### TASK GOAL:
Copy out the lines of the records exactly, starting at the line containing "arr-value: $184M (114, 451, 251, 503)" and ending at the line containing "nongaap-section-title: Non-GAAP Results", both included.

* BEGIN EXERCISE MATERIALS *

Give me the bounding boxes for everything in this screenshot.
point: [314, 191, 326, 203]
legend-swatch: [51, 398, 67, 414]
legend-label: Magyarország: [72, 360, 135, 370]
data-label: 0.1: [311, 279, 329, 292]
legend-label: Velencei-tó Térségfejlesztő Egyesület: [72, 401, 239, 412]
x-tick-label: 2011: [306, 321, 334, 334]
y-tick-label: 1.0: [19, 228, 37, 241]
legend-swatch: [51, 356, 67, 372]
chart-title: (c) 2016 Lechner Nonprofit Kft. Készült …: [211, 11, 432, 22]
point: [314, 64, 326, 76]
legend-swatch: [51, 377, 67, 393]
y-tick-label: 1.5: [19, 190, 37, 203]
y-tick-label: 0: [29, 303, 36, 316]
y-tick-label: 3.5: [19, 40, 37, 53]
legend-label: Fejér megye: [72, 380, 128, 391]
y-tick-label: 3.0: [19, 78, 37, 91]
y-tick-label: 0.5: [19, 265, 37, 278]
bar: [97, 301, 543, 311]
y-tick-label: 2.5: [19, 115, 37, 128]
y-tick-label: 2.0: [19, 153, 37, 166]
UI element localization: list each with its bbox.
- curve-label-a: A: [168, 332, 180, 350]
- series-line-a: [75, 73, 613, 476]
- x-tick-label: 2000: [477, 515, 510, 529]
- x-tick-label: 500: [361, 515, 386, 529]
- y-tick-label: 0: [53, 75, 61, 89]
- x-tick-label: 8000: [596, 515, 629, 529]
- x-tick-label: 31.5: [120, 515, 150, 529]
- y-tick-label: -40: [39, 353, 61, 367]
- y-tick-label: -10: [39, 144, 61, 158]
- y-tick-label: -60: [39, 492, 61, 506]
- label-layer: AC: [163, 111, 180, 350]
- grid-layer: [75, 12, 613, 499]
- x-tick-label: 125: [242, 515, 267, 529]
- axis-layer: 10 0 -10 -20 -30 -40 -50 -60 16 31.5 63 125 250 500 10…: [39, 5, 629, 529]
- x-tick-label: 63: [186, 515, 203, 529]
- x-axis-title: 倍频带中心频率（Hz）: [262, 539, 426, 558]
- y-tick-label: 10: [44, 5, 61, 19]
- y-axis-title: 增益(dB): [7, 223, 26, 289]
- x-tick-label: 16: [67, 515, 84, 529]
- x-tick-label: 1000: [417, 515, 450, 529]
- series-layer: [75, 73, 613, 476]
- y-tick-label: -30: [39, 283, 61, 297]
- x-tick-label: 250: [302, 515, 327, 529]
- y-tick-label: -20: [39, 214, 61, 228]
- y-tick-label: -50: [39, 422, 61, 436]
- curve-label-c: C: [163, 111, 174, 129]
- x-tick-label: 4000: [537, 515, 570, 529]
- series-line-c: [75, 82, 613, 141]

* END EXERCISE MATERIALS *
* BEGIN EXERCISE MATERIALS *

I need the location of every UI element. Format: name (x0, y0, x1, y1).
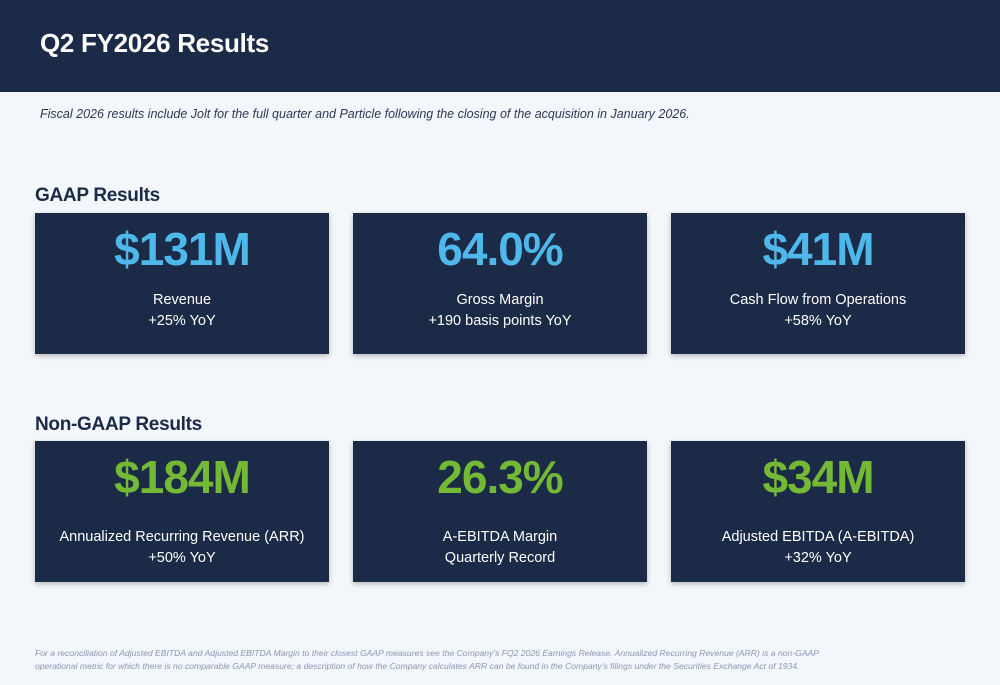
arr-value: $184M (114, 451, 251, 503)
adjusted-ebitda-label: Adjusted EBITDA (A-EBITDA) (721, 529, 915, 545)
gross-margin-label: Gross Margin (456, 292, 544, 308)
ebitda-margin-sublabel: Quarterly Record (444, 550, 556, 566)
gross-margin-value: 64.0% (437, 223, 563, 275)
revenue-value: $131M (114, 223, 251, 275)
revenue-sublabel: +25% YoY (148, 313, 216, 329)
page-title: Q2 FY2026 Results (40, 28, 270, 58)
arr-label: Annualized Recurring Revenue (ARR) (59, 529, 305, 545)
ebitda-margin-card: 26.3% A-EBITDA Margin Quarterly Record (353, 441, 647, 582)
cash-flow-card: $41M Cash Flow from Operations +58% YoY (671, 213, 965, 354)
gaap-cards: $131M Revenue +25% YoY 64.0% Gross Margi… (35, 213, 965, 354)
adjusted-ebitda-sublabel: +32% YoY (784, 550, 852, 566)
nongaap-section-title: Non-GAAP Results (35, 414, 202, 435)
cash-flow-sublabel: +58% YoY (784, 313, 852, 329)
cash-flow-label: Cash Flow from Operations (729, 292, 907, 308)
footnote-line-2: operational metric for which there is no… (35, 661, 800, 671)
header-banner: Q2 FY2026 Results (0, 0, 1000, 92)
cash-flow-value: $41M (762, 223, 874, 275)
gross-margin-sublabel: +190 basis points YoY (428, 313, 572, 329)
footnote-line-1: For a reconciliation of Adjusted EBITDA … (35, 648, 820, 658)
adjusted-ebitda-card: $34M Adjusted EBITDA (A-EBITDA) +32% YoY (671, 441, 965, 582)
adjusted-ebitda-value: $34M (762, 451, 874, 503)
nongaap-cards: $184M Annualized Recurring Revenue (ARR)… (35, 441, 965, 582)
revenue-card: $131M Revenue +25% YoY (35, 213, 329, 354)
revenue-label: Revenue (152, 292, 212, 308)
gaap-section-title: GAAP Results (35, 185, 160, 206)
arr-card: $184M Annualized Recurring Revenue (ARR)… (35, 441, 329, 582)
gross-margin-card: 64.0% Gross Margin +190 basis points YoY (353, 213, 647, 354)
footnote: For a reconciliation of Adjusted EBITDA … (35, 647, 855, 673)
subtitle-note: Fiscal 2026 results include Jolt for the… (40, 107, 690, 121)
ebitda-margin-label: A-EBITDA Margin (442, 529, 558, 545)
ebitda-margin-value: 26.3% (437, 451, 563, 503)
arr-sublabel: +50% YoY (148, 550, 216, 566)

* END EXERCISE MATERIALS *

### SOLUTION TO THIS PROBLEM:
arr-value: $184M (114, 451, 251, 503)
adjusted-ebitda-label: Adjusted EBITDA (A-EBITDA) (721, 529, 915, 545)
gross-margin-label: Gross Margin (456, 292, 544, 308)
ebitda-margin-sublabel: Quarterly Record (444, 550, 556, 566)
gross-margin-value: 64.0% (437, 223, 563, 275)
revenue-value: $131M (114, 223, 251, 275)
revenue-sublabel: +25% YoY (148, 313, 216, 329)
page-title: Q2 FY2026 Results (40, 28, 270, 58)
arr-label: Annualized Recurring Revenue (ARR) (59, 529, 305, 545)
ebitda-margin-card: 26.3% A-EBITDA Margin Quarterly Record (353, 441, 647, 582)
cash-flow-card: $41M Cash Flow from Operations +58% YoY (671, 213, 965, 354)
gaap-cards: $131M Revenue +25% YoY 64.0% Gross Margi… (35, 213, 965, 354)
adjusted-ebitda-sublabel: +32% YoY (784, 550, 852, 566)
nongaap-section-title: Non-GAAP Results (35, 414, 202, 435)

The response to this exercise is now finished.